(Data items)
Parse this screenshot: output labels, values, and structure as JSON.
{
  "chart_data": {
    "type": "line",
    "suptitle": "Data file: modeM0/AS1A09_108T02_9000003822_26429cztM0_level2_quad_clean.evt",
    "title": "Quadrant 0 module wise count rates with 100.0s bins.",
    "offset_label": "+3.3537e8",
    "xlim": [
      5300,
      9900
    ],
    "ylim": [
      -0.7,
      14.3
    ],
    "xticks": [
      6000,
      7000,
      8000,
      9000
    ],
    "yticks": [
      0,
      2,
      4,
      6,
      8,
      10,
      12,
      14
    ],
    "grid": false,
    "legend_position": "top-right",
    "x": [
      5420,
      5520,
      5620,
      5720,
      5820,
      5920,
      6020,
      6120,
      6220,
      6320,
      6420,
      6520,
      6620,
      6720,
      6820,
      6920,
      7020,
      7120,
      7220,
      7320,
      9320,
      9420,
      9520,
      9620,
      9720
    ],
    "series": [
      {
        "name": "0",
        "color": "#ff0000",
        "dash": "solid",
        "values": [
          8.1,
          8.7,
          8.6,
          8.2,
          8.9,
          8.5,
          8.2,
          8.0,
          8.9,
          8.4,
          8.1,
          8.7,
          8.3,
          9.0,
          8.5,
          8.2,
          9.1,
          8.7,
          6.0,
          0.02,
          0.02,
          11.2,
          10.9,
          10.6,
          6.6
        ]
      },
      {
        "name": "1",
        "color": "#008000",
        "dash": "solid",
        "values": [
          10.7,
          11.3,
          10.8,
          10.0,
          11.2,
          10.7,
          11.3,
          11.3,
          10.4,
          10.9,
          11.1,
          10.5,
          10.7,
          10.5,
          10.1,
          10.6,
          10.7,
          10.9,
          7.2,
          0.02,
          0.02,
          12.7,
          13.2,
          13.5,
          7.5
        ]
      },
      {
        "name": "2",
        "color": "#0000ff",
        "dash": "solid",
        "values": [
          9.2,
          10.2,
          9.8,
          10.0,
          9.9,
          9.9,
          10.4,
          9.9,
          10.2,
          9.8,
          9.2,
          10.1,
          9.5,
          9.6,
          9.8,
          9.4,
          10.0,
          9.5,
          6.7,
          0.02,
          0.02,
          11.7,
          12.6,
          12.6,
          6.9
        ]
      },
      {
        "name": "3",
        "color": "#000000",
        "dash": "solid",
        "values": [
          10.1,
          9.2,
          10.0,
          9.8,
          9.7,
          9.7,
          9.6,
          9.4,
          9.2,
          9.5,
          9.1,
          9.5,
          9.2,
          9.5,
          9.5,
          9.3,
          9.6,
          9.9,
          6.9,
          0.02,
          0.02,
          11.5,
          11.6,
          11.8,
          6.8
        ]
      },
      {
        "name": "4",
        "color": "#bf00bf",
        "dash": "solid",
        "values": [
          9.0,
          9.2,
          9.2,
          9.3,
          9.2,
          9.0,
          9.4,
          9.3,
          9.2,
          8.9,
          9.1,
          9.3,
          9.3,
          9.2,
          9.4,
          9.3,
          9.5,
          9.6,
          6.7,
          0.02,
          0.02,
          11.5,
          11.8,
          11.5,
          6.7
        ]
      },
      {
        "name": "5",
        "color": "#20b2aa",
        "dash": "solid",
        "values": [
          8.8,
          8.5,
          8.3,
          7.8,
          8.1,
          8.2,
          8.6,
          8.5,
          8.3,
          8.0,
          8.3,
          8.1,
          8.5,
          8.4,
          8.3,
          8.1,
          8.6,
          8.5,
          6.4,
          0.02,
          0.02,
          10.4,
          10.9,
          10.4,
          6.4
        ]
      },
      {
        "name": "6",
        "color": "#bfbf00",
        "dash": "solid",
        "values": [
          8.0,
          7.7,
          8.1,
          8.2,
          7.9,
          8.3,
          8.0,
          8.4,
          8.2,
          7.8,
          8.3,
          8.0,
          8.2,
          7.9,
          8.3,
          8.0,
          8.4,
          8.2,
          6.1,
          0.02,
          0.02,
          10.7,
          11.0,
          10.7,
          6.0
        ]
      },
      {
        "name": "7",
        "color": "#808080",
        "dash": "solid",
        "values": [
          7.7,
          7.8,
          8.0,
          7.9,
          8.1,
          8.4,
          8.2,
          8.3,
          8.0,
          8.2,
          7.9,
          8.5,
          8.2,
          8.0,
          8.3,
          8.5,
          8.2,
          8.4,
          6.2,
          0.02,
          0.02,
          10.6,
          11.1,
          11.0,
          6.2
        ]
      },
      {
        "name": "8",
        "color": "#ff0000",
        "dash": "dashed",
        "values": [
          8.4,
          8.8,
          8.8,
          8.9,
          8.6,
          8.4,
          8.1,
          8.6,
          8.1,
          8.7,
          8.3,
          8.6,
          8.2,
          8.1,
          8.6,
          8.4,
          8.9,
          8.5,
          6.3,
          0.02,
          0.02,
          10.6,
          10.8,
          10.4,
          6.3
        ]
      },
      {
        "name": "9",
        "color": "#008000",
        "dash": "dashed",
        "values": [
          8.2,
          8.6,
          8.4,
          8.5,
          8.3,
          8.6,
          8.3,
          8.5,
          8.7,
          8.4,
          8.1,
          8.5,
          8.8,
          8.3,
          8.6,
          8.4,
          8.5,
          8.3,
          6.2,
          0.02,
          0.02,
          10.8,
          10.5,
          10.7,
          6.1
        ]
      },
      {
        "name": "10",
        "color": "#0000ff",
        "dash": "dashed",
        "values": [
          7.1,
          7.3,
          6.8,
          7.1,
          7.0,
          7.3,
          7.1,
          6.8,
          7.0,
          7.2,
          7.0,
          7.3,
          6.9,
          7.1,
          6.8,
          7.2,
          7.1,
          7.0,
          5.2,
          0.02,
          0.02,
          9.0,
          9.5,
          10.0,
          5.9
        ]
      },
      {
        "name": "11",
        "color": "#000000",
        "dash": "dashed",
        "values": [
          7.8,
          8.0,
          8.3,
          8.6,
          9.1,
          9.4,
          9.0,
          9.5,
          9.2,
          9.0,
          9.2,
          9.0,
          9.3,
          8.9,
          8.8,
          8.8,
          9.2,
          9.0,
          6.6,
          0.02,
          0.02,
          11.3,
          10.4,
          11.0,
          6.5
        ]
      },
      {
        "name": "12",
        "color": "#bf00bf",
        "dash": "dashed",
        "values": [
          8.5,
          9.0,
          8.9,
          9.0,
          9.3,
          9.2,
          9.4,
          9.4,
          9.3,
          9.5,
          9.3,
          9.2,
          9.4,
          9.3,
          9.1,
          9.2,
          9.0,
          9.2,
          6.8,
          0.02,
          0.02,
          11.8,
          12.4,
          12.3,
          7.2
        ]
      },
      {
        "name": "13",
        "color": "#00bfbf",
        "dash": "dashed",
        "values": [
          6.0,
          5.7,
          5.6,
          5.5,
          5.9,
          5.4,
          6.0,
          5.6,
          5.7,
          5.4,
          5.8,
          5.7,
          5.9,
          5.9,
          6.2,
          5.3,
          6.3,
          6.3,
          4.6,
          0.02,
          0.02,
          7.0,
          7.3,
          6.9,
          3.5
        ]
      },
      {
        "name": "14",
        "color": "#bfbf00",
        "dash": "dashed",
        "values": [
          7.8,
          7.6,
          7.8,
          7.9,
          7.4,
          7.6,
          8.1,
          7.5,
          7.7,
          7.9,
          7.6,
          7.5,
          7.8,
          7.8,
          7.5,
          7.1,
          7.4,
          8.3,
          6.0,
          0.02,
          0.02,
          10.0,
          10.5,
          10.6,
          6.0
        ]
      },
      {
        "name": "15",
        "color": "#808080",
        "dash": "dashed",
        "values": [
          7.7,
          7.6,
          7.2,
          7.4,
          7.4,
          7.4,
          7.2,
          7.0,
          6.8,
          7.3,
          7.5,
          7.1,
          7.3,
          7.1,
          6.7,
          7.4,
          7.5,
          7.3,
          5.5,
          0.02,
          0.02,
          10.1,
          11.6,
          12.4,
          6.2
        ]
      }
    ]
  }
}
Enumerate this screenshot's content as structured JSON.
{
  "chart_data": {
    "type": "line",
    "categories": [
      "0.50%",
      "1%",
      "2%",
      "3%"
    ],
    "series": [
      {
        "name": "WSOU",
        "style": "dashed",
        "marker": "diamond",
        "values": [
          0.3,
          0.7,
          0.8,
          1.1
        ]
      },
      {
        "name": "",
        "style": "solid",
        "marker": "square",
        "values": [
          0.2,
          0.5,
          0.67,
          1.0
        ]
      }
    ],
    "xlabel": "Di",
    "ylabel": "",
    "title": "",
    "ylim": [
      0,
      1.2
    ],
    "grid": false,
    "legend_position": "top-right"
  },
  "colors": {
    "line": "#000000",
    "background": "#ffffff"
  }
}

● **Task prompt**:
How many lines of the listing above include the word "JSON"? Reply with the number alone.

● **Solution to the problem**:
2